- Problem details -
Copy each line exactly. Leave nothing out.

- Provided data -

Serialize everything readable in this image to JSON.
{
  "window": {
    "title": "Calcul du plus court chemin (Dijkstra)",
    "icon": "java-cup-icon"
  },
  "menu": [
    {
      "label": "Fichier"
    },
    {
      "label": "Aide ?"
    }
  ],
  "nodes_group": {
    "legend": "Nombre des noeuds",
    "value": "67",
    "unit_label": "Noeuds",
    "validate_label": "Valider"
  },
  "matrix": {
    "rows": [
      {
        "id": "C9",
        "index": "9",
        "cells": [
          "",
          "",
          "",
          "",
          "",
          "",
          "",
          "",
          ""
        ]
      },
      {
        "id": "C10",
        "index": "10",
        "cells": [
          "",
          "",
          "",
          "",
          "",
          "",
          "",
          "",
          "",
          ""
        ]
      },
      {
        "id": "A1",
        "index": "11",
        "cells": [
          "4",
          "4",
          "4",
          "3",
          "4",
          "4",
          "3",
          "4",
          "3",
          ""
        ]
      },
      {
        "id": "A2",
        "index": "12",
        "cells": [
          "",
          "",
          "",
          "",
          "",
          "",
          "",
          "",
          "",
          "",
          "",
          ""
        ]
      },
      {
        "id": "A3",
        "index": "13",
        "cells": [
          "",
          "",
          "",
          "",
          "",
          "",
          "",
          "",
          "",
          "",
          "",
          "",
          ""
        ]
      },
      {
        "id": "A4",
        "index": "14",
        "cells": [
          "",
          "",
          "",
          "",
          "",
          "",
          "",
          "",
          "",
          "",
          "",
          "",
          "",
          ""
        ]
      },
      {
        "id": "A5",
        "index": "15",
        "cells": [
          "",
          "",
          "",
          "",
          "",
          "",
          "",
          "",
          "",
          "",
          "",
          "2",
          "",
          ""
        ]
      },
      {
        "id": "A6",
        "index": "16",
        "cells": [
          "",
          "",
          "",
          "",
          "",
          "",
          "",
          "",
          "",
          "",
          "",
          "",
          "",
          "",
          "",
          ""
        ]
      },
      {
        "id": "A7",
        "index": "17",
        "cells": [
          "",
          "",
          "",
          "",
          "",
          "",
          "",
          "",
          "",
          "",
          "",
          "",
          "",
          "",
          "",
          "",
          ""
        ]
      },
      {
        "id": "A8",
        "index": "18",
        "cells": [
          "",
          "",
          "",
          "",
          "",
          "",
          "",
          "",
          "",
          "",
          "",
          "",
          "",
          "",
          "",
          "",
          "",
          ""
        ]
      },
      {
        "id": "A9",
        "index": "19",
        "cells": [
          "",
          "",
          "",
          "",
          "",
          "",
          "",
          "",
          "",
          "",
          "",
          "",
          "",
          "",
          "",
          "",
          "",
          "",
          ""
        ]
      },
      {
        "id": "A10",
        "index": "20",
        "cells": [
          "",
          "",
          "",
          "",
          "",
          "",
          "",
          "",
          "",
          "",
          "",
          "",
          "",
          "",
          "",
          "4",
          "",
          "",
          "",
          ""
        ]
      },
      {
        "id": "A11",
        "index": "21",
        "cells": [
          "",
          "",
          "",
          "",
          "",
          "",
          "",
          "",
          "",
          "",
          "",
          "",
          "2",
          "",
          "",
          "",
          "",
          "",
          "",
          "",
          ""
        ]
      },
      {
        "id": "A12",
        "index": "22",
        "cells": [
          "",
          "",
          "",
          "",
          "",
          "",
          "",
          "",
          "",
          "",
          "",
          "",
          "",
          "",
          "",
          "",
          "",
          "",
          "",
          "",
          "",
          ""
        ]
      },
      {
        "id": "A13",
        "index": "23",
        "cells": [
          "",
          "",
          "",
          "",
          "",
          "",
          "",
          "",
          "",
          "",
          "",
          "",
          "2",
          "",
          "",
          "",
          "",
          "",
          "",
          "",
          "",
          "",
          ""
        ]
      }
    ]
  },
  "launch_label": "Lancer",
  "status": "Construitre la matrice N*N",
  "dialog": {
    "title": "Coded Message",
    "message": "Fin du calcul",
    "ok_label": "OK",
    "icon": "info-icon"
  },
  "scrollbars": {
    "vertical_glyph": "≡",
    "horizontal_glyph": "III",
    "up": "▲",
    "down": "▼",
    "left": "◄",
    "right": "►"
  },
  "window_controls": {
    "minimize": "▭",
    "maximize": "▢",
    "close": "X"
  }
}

- Result below -
Serialize everything readable in this image to JSON.
{
  "window": {
    "title": "Calcul du plus court chemin (Dijkstra)",
    "icon": "java-cup-icon"
  },
  "menu": [
    {
      "label": "Fichier"
    },
    {
      "label": "Aide ?"
    }
  ],
  "nodes_group": {
    "legend": "Nombre des noeuds",
    "value": "67",
    "unit_label": "Noeuds",
    "validate_label": "Valider"
  },
  "matrix": {
    "rows": [
      {
        "id": "C9",
        "index": "9",
        "cells": [
          "",
          "",
          "",
          "",
          "",
          "",
          "",
          "",
          ""
        ]
      },
      {
        "id": "C10",
        "index": "10",
        "cells": [
          "",
          "",
          "",
          "",
          "",
          "",
          "",
          "",
          "",
          ""
        ]
      },
      {
        "id": "A1",
        "index": "11",
        "cells": [
          "4",
          "4",
          "4",
          "3",
          "4",
          "4",
          "3",
          "4",
          "3",
          ""
        ]
      },
      {
        "id": "A2",
        "index": "12",
        "cells": [
          "",
          "",
          "",
          "",
          "",
          "",
          "",
          "",
          "",
          "",
          "",
          ""
        ]
      },
      {
        "id": "A3",
        "index": "13",
        "cells": [
          "",
          "",
          "",
          "",
          "",
          "",
          "",
          "",
          "",
          "",
          "",
          "",
          ""
        ]
      },
      {
        "id": "A4",
        "index": "14",
        "cells": [
          "",
          "",
          "",
          "",
          "",
          "",
          "",
          "",
          "",
          "",
          "",
          "",
          "",
          ""
        ]
      },
      {
        "id": "A5",
        "index": "15",
        "cells": [
          "",
          "",
          "",
          "",
          "",
          "",
          "",
          "",
          "",
          "",
          "",
          "2",
          "",
          ""
        ]
      },
      {
        "id": "A6",
        "index": "16",
        "cells": [
          "",
          "",
          "",
          "",
          "",
          "",
          "",
          "",
          "",
          "",
          "",
          "",
          "",
          "",
          "",
          ""
        ]
      },
      {
        "id": "A7",
        "index": "17",
        "cells": [
          "",
          "",
          "",
          "",
          "",
          "",
          "",
          "",
          "",
          "",
          "",
          "",
          "",
          "",
          "",
          "",
          ""
        ]
      },
      {
        "id": "A8",
        "index": "18",
        "cells": [
          "",
          "",
          "",
          "",
          "",
          "",
          "",
          "",
          "",
          "",
          "",
          "",
          "",
          "",
          "",
          "",
          "",
          ""
        ]
      },
      {
        "id": "A9",
        "index": "19",
        "cells": [
          "",
          "",
          "",
          "",
          "",
          "",
          "",
          "",
          "",
          "",
          "",
          "",
          "",
          "",
          "",
          "",
          "",
          "",
          ""
        ]
      },
      {
        "id": "A10",
        "index": "20",
        "cells": [
          "",
          "",
          "",
          "",
          "",
          "",
          "",
          "",
          "",
          "",
          "",
          "",
          "",
          "",
          "",
          "4",
          "",
          "",
          "",
          ""
        ]
      },
      {
        "id": "A11",
        "index": "21",
        "cells": [
          "",
          "",
          "",
          "",
          "",
          "",
          "",
          "",
          "",
          "",
          "",
          "",
          "2",
          "",
          "",
          "",
          "",
          "",
          "",
          "",
          ""
        ]
      },
      {
        "id": "A12",
        "index": "22",
        "cells": [
          "",
          "",
          "",
          "",
          "",
          "",
          "",
          "",
          "",
          "",
          "",
          "",
          "",
          "",
          "",
          "",
          "",
          "",
          "",
          "",
          "",
          ""
        ]
      },
      {
        "id": "A13",
        "index": "23",
        "cells": [
          "",
          "",
          "",
          "",
          "",
          "",
          "",
          "",
          "",
          "",
          "",
          "",
          "2",
          "",
          "",
          "",
          "",
          "",
          "",
          "",
          "",
          "",
          ""
        ]
      }
    ]
  },
  "launch_label": "Lancer",
  "status": "Construitre la matrice N*N",
  "dialog": {
    "title": "Coded Message",
    "message": "Fin du calcul",
    "ok_label": "OK",
    "icon": "info-icon"
  },
  "scrollbars": {
    "vertical_glyph": "≡",
    "horizontal_glyph": "III",
    "up": "▲",
    "down": "▼",
    "left": "◄",
    "right": "►"
  },
  "window_controls": {
    "minimize": "▭",
    "maximize": "▢",
    "close": "X"
  }
}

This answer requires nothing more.